#### Material provided
===============

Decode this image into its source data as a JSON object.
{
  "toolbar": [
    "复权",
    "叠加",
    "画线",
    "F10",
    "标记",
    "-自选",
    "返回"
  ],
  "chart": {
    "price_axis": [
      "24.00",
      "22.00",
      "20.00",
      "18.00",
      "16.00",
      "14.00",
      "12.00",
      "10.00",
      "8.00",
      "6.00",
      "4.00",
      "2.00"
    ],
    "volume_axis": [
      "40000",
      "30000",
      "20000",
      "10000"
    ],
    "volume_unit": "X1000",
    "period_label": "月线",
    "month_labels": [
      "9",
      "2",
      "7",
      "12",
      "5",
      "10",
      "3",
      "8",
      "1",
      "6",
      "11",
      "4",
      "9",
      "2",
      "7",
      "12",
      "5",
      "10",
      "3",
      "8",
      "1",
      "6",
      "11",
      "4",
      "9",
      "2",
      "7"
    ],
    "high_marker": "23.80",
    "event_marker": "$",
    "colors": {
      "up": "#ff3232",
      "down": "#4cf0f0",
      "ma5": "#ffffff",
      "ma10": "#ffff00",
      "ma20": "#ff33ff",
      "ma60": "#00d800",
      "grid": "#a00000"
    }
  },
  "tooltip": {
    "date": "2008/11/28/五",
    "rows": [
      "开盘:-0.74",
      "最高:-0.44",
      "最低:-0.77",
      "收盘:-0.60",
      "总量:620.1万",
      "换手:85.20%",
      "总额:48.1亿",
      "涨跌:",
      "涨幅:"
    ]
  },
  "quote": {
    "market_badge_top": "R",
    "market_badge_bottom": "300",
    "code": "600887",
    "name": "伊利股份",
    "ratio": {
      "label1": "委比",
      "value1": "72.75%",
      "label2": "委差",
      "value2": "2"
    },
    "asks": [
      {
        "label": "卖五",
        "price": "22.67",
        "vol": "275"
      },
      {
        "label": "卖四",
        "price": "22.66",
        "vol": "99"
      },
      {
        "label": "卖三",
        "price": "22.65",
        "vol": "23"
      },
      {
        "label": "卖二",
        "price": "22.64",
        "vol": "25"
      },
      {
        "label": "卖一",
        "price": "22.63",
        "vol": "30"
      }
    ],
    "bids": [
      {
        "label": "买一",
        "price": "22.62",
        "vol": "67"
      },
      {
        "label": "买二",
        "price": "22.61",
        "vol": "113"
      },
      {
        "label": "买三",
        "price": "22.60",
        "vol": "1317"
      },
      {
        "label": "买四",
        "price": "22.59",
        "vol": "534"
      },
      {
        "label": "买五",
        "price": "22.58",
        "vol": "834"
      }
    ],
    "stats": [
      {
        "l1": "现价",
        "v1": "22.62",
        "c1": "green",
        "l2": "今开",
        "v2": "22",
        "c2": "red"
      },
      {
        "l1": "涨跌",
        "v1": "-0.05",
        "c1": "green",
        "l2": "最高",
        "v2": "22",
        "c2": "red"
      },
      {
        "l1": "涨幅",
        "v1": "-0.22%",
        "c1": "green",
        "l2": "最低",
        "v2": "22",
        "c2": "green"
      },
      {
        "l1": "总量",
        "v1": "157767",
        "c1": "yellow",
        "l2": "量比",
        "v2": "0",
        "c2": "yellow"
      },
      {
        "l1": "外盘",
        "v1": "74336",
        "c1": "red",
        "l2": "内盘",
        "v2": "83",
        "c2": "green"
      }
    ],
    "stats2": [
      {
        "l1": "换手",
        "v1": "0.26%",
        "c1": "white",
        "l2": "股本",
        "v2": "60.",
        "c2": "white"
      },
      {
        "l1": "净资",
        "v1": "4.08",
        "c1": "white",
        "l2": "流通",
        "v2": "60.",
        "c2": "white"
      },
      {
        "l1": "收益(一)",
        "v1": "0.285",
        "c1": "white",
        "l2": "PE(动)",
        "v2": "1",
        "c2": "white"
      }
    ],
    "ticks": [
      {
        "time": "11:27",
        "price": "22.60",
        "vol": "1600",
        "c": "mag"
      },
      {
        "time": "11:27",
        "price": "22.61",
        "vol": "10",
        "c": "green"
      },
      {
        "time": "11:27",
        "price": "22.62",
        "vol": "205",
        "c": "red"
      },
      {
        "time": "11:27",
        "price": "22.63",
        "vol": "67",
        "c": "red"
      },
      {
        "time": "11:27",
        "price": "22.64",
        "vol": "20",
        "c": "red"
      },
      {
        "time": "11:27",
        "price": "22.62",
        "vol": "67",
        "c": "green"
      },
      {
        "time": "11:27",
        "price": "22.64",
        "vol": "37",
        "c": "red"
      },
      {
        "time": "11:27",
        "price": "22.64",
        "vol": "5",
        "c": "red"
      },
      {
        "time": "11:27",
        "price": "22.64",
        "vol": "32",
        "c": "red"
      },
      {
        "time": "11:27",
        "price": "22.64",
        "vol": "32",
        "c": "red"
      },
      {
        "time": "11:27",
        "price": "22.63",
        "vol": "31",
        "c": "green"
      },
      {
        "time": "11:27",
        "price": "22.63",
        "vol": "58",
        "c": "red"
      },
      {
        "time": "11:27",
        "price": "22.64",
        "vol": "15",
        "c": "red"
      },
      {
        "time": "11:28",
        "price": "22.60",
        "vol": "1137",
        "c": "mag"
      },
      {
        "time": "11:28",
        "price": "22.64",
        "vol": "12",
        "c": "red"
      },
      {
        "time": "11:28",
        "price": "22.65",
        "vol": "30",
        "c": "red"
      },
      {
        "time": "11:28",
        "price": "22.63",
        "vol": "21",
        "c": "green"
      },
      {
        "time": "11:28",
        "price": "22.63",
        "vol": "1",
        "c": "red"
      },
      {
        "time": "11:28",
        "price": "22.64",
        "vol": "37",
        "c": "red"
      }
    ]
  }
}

===============

#### Set problem
Nothing in the listing may be changed; retype it all exactly.

#### Result for this exercise
Decode this image into its source data as a JSON object.
{
  "toolbar": [
    "复权",
    "叠加",
    "画线",
    "F10",
    "标记",
    "-自选",
    "返回"
  ],
  "chart": {
    "price_axis": [
      "24.00",
      "22.00",
      "20.00",
      "18.00",
      "16.00",
      "14.00",
      "12.00",
      "10.00",
      "8.00",
      "6.00",
      "4.00",
      "2.00"
    ],
    "volume_axis": [
      "40000",
      "30000",
      "20000",
      "10000"
    ],
    "volume_unit": "X1000",
    "period_label": "月线",
    "month_labels": [
      "9",
      "2",
      "7",
      "12",
      "5",
      "10",
      "3",
      "8",
      "1",
      "6",
      "11",
      "4",
      "9",
      "2",
      "7",
      "12",
      "5",
      "10",
      "3",
      "8",
      "1",
      "6",
      "11",
      "4",
      "9",
      "2",
      "7"
    ],
    "high_marker": "23.80",
    "event_marker": "$",
    "colors": {
      "up": "#ff3232",
      "down": "#4cf0f0",
      "ma5": "#ffffff",
      "ma10": "#ffff00",
      "ma20": "#ff33ff",
      "ma60": "#00d800",
      "grid": "#a00000"
    }
  },
  "tooltip": {
    "date": "2008/11/28/五",
    "rows": [
      "开盘:-0.74",
      "最高:-0.44",
      "最低:-0.77",
      "收盘:-0.60",
      "总量:620.1万",
      "换手:85.20%",
      "总额:48.1亿",
      "涨跌:",
      "涨幅:"
    ]
  },
  "quote": {
    "market_badge_top": "R",
    "market_badge_bottom": "300",
    "code": "600887",
    "name": "伊利股份",
    "ratio": {
      "label1": "委比",
      "value1": "72.75%",
      "label2": "委差",
      "value2": "2"
    },
    "asks": [
      {
        "label": "卖五",
        "price": "22.67",
        "vol": "275"
      },
      {
        "label": "卖四",
        "price": "22.66",
        "vol": "99"
      },
      {
        "label": "卖三",
        "price": "22.65",
        "vol": "23"
      },
      {
        "label": "卖二",
        "price": "22.64",
        "vol": "25"
      },
      {
        "label": "卖一",
        "price": "22.63",
        "vol": "30"
      }
    ],
    "bids": [
      {
        "label": "买一",
        "price": "22.62",
        "vol": "67"
      },
      {
        "label": "买二",
        "price": "22.61",
        "vol": "113"
      },
      {
        "label": "买三",
        "price": "22.60",
        "vol": "1317"
      },
      {
        "label": "买四",
        "price": "22.59",
        "vol": "534"
      },
      {
        "label": "买五",
        "price": "22.58",
        "vol": "834"
      }
    ],
    "stats": [
      {
        "l1": "现价",
        "v1": "22.62",
        "c1": "green",
        "l2": "今开",
        "v2": "22",
        "c2": "red"
      },
      {
        "l1": "涨跌",
        "v1": "-0.05",
        "c1": "green",
        "l2": "最高",
        "v2": "22",
        "c2": "red"
      },
      {
        "l1": "涨幅",
        "v1": "-0.22%",
        "c1": "green",
        "l2": "最低",
        "v2": "22",
        "c2": "green"
      },
      {
        "l1": "总量",
        "v1": "157767",
        "c1": "yellow",
        "l2": "量比",
        "v2": "0",
        "c2": "yellow"
      },
      {
        "l1": "外盘",
        "v1": "74336",
        "c1": "red",
        "l2": "内盘",
        "v2": "83",
        "c2": "green"
      }
    ],
    "stats2": [
      {
        "l1": "换手",
        "v1": "0.26%",
        "c1": "white",
        "l2": "股本",
        "v2": "60.",
        "c2": "white"
      },
      {
        "l1": "净资",
        "v1": "4.08",
        "c1": "white",
        "l2": "流通",
        "v2": "60.",
        "c2": "white"
      },
      {
        "l1": "收益(一)",
        "v1": "0.285",
        "c1": "white",
        "l2": "PE(动)",
        "v2": "1",
        "c2": "white"
      }
    ],
    "ticks": [
      {
        "time": "11:27",
        "price": "22.60",
        "vol": "1600",
        "c": "mag"
      },
      {
        "time": "11:27",
        "price": "22.61",
        "vol": "10",
        "c": "green"
      },
      {
        "time": "11:27",
        "price": "22.62",
        "vol": "205",
        "c": "red"
      },
      {
        "time": "11:27",
        "price": "22.63",
        "vol": "67",
        "c": "red"
      },
      {
        "time": "11:27",
        "price": "22.64",
        "vol": "20",
        "c": "red"
      },
      {
        "time": "11:27",
        "price": "22.62",
        "vol": "67",
        "c": "green"
      },
      {
        "time": "11:27",
        "price": "22.64",
        "vol": "37",
        "c": "red"
      },
      {
        "time": "11:27",
        "price": "22.64",
        "vol": "5",
        "c": "red"
      },
      {
        "time": "11:27",
        "price": "22.64",
        "vol": "32",
        "c": "red"
      },
      {
        "time": "11:27",
        "price": "22.64",
        "vol": "32",
        "c": "red"
      },
      {
        "time": "11:27",
        "price": "22.63",
        "vol": "31",
        "c": "green"
      },
      {
        "time": "11:27",
        "price": "22.63",
        "vol": "58",
        "c": "red"
      },
      {
        "time": "11:27",
        "price": "22.64",
        "vol": "15",
        "c": "red"
      },
      {
        "time": "11:28",
        "price": "22.60",
        "vol": "1137",
        "c": "mag"
      },
      {
        "time": "11:28",
        "price": "22.64",
        "vol": "12",
        "c": "red"
      },
      {
        "time": "11:28",
        "price": "22.65",
        "vol": "30",
        "c": "red"
      },
      {
        "time": "11:28",
        "price": "22.63",
        "vol": "21",
        "c": "green"
      },
      {
        "time": "11:28",
        "price": "22.63",
        "vol": "1",
        "c": "red"
      },
      {
        "time": "11:28",
        "price": "22.64",
        "vol": "37",
        "c": "red"
      }
    ]
  }
}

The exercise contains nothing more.